*** Texto mostrado

Thursday 28 de March, 2024

OPINIóN | 16-12-2011 12:49

El fantasma de Perón

Revisionismo. Cristina criticó al fundador del movimiento en su discurso de asunción. Dijo que no le simpatizaban las huelgas.

Si el nombre que eligieron para la asociación de ayuda mutua que han formado significara algo, los militantes de La Cámpora se prosternarían todos los días frente a un altar con un ícono del general Juan Domingo Perón y de su santificada segunda esposa, Evita, honrando así la memoria del legendariamente servil odontólogo de San Andrés de Giles, pero sucede que su actitud hacia el militar que echó a “los imberbes y estúpidos” de la Plaza de Mayo es, por decirlo de algún modo, un tanto ambigua. También lo es la de Cristina. Parecería que, lo mismo que su marido, la Presidenta desprecia el “pejotismo” tanto por motivos estéticos como por entender que le sería inútil confiar en la lealtad de un aglomerado de conversos seriales que siempre estarán dispuestos a seguir al cacique más votado de turno sin preocuparse en absoluto si su “relato” es revisionista, izquierdista, neoliberal, neofascista o cualquier otra variante ideológica concebible.

******
*** Contenido de datos

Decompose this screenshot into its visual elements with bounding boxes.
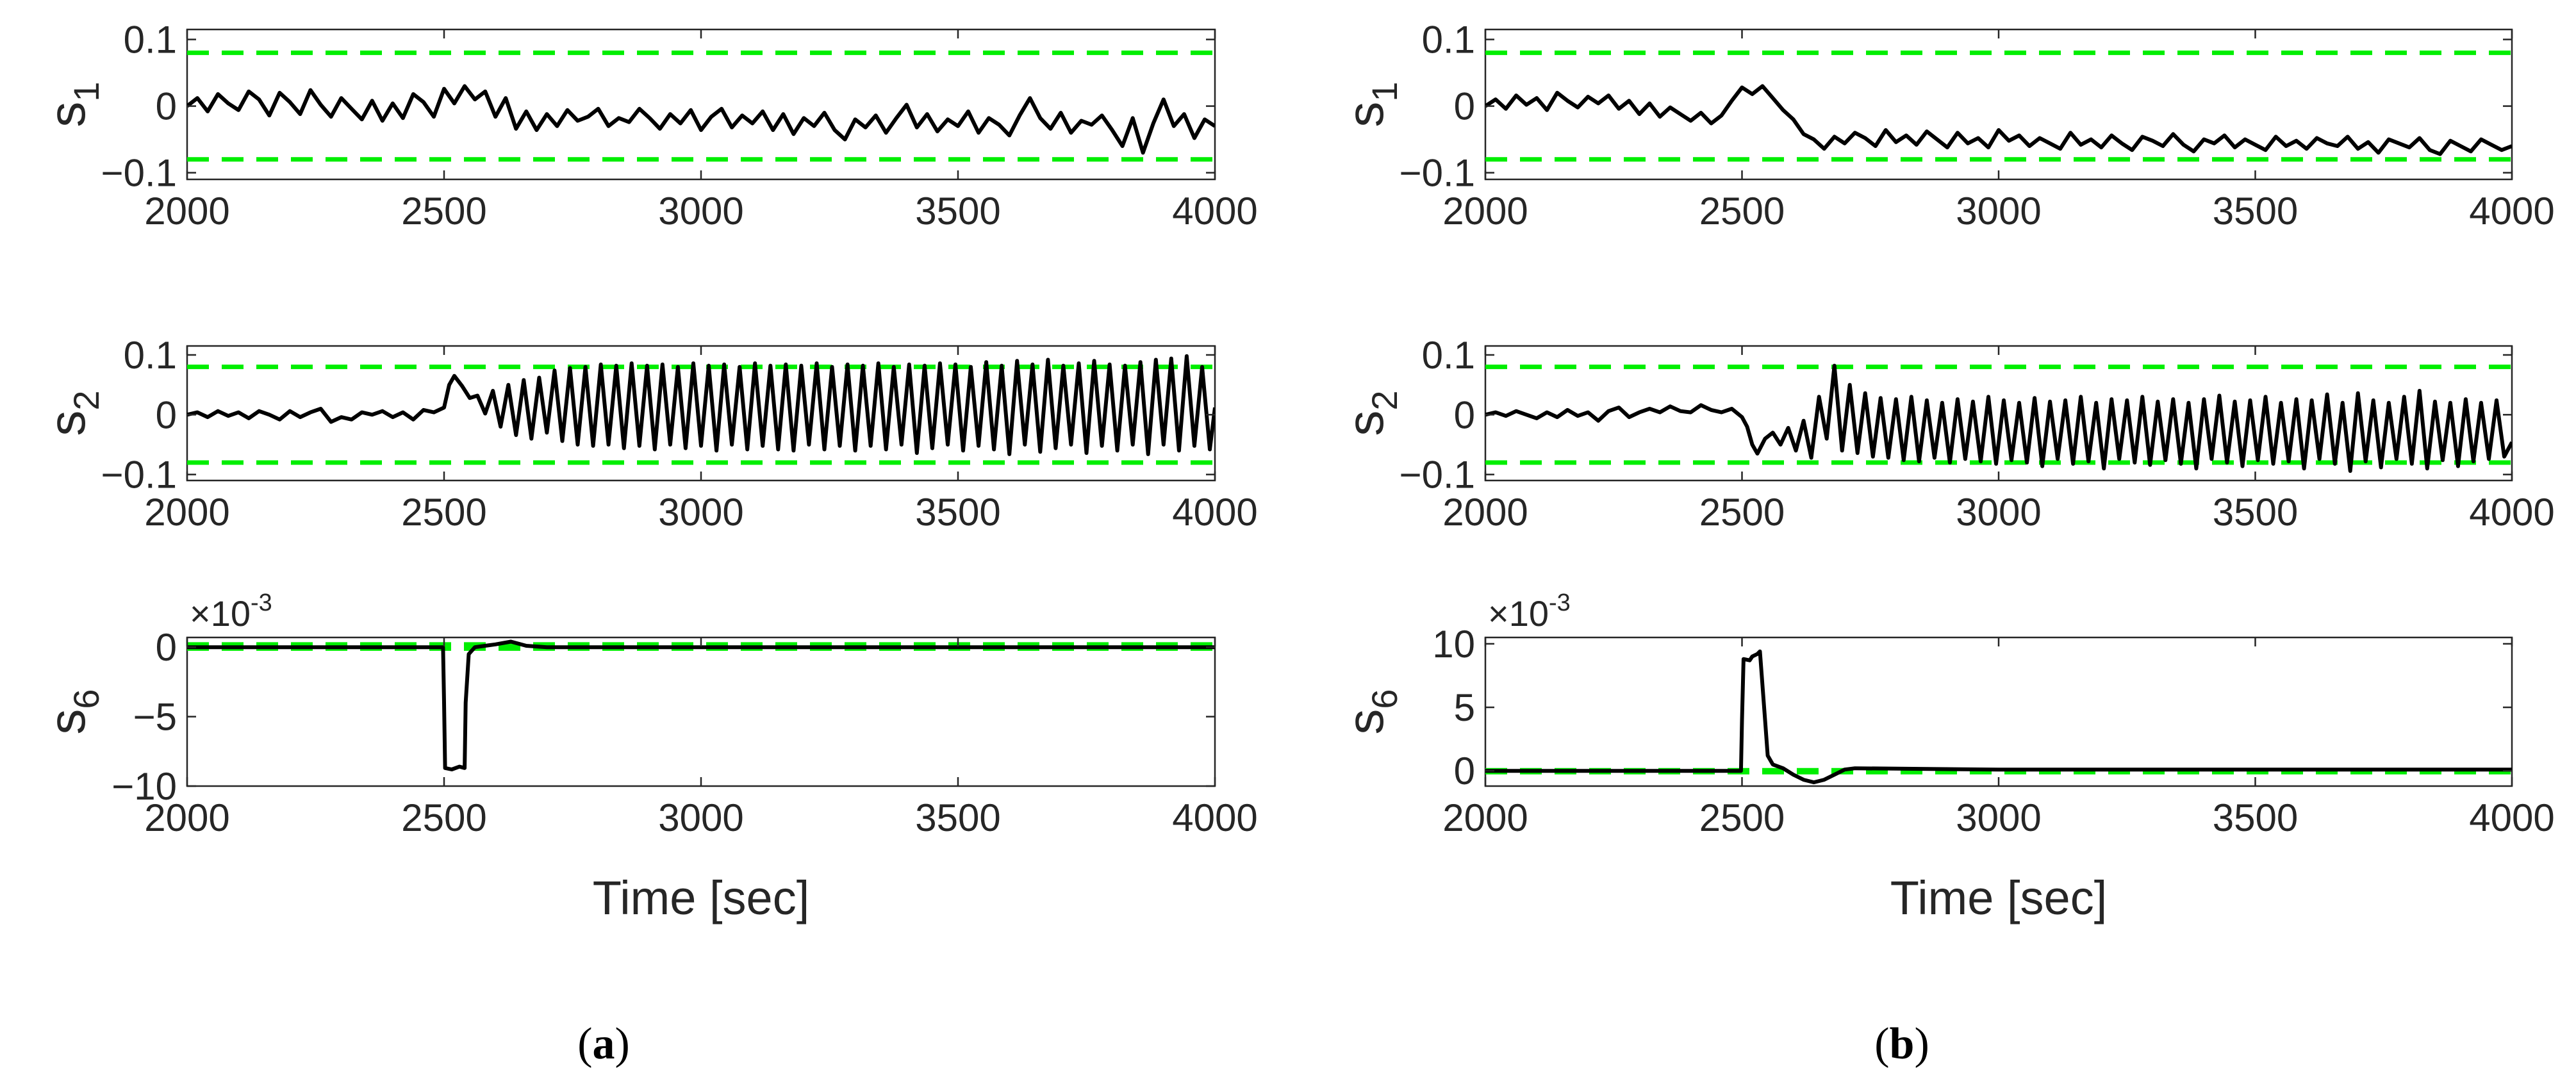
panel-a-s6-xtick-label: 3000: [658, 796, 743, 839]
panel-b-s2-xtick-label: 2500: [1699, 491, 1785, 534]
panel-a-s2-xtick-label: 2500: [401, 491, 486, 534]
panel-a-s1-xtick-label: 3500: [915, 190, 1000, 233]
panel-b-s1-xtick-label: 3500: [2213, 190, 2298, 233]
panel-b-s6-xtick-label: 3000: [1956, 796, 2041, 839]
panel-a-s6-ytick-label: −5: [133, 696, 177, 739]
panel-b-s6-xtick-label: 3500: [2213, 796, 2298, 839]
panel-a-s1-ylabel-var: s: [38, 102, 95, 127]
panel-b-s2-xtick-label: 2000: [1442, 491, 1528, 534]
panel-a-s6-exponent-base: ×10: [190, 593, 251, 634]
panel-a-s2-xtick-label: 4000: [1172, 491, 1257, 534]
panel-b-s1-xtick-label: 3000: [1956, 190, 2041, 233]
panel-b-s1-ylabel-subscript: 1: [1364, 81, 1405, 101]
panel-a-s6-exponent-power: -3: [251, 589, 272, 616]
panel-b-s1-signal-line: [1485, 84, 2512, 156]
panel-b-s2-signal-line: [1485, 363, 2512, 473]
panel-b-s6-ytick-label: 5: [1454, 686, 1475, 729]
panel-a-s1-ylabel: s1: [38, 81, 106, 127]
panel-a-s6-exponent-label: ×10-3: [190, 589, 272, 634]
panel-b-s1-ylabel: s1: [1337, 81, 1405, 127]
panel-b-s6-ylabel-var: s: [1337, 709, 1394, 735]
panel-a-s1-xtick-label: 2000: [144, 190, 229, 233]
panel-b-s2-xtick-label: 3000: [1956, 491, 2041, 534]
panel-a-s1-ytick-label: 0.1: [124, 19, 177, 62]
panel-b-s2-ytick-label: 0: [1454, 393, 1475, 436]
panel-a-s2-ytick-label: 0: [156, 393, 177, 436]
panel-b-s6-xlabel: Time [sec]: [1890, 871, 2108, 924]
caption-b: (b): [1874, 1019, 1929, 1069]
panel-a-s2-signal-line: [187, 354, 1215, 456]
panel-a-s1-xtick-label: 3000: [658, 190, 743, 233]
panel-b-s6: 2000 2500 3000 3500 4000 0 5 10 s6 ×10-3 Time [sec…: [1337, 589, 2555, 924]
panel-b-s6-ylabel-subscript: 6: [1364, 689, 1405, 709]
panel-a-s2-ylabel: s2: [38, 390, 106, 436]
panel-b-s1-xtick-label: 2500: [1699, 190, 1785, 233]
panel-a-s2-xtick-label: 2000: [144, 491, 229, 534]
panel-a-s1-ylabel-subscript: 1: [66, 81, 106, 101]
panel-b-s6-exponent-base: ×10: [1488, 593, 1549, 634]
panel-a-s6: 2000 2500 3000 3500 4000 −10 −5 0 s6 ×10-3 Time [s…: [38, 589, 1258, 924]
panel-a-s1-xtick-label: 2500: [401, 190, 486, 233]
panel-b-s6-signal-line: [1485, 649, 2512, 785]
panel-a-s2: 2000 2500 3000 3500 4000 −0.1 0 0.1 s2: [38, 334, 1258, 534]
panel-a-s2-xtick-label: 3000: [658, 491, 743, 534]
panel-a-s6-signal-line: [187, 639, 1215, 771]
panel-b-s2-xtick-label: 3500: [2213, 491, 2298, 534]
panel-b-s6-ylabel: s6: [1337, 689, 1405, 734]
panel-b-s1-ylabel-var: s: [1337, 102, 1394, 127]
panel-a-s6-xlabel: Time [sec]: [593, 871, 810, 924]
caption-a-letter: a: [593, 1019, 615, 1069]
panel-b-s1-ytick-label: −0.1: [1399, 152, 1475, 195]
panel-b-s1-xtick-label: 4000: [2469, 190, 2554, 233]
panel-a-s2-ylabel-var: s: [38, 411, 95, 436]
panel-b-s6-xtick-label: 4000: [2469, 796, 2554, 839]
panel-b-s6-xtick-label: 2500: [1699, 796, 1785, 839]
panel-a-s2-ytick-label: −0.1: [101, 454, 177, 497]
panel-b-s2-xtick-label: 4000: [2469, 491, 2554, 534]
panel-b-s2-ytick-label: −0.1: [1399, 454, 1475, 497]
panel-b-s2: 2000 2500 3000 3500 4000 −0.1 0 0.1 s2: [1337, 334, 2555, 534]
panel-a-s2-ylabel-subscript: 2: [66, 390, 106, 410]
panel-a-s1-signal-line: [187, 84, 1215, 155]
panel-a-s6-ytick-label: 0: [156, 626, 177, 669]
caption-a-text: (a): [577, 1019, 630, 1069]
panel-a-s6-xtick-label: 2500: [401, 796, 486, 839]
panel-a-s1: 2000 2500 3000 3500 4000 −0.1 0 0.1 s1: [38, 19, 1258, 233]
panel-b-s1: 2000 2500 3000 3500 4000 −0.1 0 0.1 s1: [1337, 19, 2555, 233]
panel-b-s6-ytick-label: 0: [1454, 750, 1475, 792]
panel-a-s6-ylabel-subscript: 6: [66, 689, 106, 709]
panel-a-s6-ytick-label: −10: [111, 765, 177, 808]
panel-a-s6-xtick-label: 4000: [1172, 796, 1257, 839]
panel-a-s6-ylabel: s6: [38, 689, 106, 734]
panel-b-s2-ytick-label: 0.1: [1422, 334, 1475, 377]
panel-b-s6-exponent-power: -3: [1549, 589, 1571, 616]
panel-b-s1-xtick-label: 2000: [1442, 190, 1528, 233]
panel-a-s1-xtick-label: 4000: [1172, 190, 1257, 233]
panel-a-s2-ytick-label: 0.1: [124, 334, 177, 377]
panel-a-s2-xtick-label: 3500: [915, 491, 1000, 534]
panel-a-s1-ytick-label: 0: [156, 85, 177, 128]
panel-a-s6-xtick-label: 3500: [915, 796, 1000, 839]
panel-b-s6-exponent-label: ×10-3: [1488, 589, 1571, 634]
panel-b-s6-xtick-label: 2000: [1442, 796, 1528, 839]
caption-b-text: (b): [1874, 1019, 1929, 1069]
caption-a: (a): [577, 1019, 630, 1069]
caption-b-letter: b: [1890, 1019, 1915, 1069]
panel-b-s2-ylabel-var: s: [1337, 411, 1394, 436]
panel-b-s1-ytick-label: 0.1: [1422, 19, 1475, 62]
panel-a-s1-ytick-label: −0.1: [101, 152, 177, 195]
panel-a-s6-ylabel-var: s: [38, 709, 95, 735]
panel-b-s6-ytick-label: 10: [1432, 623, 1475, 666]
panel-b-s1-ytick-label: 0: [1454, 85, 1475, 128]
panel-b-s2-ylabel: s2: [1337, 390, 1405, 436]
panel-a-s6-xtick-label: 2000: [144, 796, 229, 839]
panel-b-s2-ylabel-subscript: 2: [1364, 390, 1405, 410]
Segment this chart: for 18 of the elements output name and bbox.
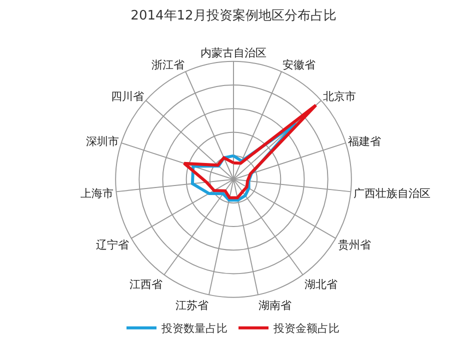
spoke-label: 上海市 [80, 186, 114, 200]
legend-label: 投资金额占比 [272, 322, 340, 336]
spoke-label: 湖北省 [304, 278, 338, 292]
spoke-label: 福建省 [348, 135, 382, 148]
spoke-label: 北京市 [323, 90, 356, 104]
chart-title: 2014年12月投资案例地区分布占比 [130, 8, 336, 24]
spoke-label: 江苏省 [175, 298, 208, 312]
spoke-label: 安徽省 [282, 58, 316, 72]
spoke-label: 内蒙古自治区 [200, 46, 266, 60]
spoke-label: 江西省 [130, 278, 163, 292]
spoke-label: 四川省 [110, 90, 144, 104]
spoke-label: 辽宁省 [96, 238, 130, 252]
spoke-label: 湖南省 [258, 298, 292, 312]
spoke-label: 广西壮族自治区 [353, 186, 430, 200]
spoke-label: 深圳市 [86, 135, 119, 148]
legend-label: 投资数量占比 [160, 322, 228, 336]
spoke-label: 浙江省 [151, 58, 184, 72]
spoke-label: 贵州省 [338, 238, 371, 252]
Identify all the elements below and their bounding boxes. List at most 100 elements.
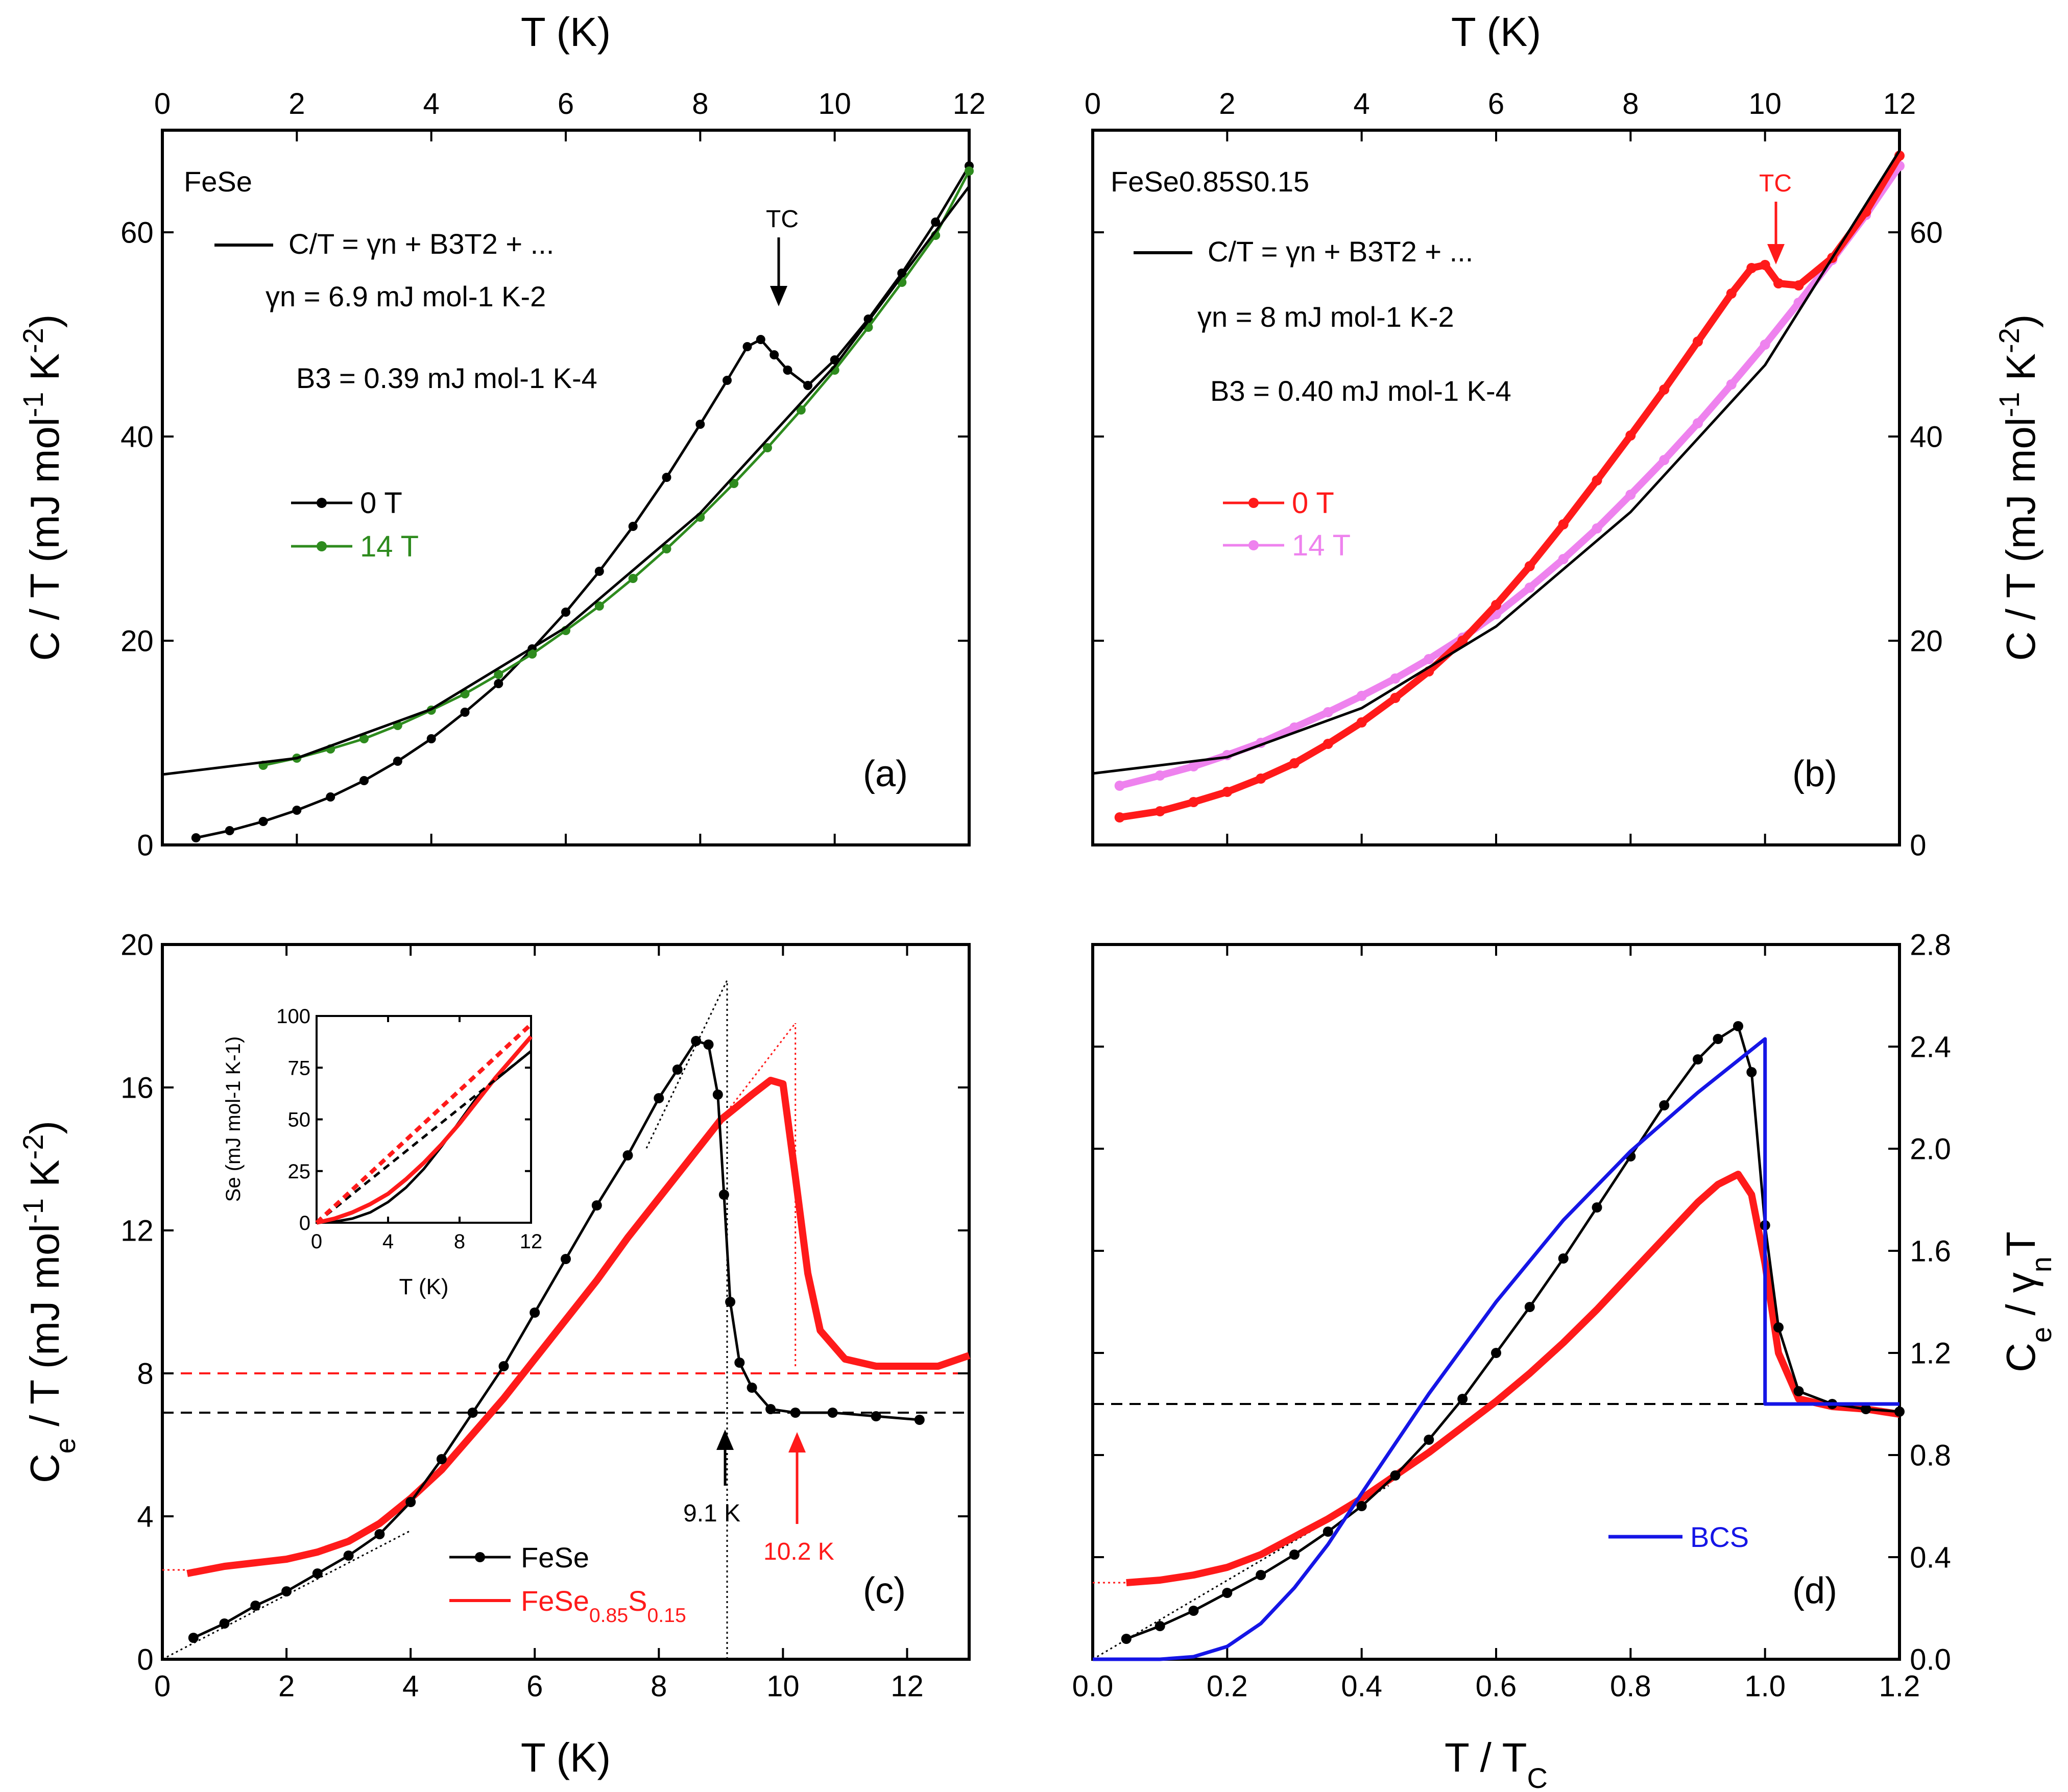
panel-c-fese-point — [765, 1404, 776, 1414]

******

[Consignas del ejercicio]
• a. Traduce al inglés esta oración del artículo sobre Perón: «Dijo que no le simpatizaban las huelgas.»
• b. Prosigue el artículo sobre Perón a partir de su última oración.

[Lista de respuestas]
• a. She said she was not fond of strikes.

• b.
Aunque por razones que podrían calificarse de pragmáticas la Presidenta se afirma peronista, ya apenas disimula su voluntad de consignar el movimiento en que ha militado y del cual es la jefa formal al pasado por suponerlo anticuado, reemplazándolo por algo mucho mejor: el kirchnerismo o, si se prefiere, el cristinismo.

Que Cristina quisiera ver sepultado a Perón puede entenderse. Con la presunta excepción de Héctor Cámpora, todos los mandatarios nacionales, incluyendo a Perón mismo en sus días finales, entendían que el movimiento comprometido con un modelo socioeconómico corporativista, clientelista y congénitamente autoritario que fue ensamblado por una cofradía de golpistas filonazis cuando la Segunda Guerra Mundial estaba por terminar frenaba el desarrollo de la Argentina por ser esencialmente conservador. Y todos, de un modo u otro, procuraron ya reprimirlo o prohibirlo, ya desmantelarlo, canibalizarlo o, decían, modernizarlo, pero para su frustración sus esfuerzos en tal sentido no prosperaron.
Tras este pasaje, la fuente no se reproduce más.